WORK TO BE COMPLETED:
Return all the data, word for word.

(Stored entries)
◆ ◆ ◆ ◆ ◆ ◆ ◆

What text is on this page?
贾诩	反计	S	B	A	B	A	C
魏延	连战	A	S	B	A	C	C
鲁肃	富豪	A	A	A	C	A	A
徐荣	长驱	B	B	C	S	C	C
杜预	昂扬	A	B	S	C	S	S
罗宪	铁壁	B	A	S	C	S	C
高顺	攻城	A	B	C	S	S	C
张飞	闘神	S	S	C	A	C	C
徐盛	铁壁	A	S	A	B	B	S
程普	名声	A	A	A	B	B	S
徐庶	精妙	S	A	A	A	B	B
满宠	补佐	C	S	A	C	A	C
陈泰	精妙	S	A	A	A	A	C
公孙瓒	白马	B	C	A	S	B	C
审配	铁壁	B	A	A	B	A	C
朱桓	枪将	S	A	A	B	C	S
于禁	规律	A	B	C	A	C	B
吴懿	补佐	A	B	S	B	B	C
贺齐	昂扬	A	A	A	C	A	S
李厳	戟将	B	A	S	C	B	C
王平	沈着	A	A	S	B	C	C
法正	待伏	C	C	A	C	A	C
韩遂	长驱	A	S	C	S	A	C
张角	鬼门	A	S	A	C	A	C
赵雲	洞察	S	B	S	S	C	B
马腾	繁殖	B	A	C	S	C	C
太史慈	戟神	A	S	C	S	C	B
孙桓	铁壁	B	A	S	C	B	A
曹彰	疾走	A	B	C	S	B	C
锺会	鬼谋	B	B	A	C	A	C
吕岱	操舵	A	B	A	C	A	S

◆ ◆ ◆ ◆ ◆ ◆ ◆

COMPLETED TASK:
What text is on this page?
贾诩	反计	S	B	A	B	A	C
魏延	连战	A	S	B	A	C	C
鲁肃	富豪	A	A	A	C	A	A
徐荣	长驱	B	B	C	S	C	C
杜预	昂扬	A	B	S	C	S	S
罗宪	铁壁	B	A	S	C	S	C
高顺	攻城	A	B	C	S	S	C
张飞	闘神	S	S	C	A	C	C
徐盛	铁壁	A	S	A	B	B	S
程普	名声	A	A	A	B	B	S
徐庶	精妙	S	A	A	A	B	B
满宠	补佐	C	S	A	C	A	C
陈泰	精妙	S	A	A	A	A	C
公孙瓒	白马	B	C	A	S	B	C
审配	铁壁	B	A	A	B	A	C
朱桓	枪将	S	A	A	B	C	S
于禁	规律	A	B	C	A	C	B
吴懿	补佐	A	B	S	B	B	C
贺齐	昂扬	A	A	A	C	A	S
李厳	戟将	B	A	S	C	B	C
王平	沈着	A	A	S	B	C	C
法正	待伏	C	C	A	C	A	C
韩遂	长驱	A	S	C	S	A	C
张角	鬼门	A	S	A	C	A	C
赵雲	洞察	S	B	S	S	C	B
马腾	繁殖	B	A	C	S	C	C
太史慈	戟神	A	S	C	S	C	B
孙桓	铁壁	B	A	S	C	B	A
曹彰	疾走	A	B	C	S	B	C
锺会	鬼谋	B	B	A	C	A	C
吕岱	操舵	A	B	A	C	A	S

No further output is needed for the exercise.